# WORKING DATA start
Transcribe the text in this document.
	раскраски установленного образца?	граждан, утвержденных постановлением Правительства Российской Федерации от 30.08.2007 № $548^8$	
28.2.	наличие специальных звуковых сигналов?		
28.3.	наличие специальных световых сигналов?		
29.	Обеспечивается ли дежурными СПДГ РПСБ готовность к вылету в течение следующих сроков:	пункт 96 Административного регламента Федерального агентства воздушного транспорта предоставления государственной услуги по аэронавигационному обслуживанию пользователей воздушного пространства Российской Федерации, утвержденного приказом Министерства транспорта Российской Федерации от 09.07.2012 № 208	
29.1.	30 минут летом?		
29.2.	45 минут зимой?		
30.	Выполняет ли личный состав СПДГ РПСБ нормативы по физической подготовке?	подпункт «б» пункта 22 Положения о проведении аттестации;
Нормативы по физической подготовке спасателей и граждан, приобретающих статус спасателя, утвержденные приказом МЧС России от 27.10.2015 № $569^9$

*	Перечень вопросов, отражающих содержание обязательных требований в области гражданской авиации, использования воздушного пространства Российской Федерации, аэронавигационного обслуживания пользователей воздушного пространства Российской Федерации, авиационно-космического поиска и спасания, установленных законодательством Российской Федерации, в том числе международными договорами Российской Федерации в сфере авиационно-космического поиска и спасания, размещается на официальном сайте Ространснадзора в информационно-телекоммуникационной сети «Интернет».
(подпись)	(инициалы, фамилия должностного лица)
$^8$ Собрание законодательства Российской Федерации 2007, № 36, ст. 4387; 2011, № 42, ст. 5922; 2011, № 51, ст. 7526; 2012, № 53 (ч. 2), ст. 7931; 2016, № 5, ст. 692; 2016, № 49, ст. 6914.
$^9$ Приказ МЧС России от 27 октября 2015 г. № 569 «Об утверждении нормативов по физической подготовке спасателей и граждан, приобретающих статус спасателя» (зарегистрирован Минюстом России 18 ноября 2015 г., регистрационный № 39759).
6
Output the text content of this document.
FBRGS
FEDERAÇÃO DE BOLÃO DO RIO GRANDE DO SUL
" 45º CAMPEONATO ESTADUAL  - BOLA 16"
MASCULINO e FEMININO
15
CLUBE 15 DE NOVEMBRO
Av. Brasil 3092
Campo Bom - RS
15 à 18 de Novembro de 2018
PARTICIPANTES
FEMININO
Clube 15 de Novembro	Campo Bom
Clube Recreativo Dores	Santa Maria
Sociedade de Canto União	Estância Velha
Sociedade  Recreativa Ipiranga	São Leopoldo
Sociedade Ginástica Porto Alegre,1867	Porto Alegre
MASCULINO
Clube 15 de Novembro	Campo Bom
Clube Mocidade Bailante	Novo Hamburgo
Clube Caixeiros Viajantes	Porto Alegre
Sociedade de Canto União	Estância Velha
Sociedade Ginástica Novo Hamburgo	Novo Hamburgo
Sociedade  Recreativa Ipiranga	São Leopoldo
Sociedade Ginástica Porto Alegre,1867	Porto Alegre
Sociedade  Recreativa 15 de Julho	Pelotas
# WORKING DATA end
## GOAL
Pick out all lines containing the string "this".

## FULL SOLUTION
Transcribe the text in this document.
Output the text content of this document.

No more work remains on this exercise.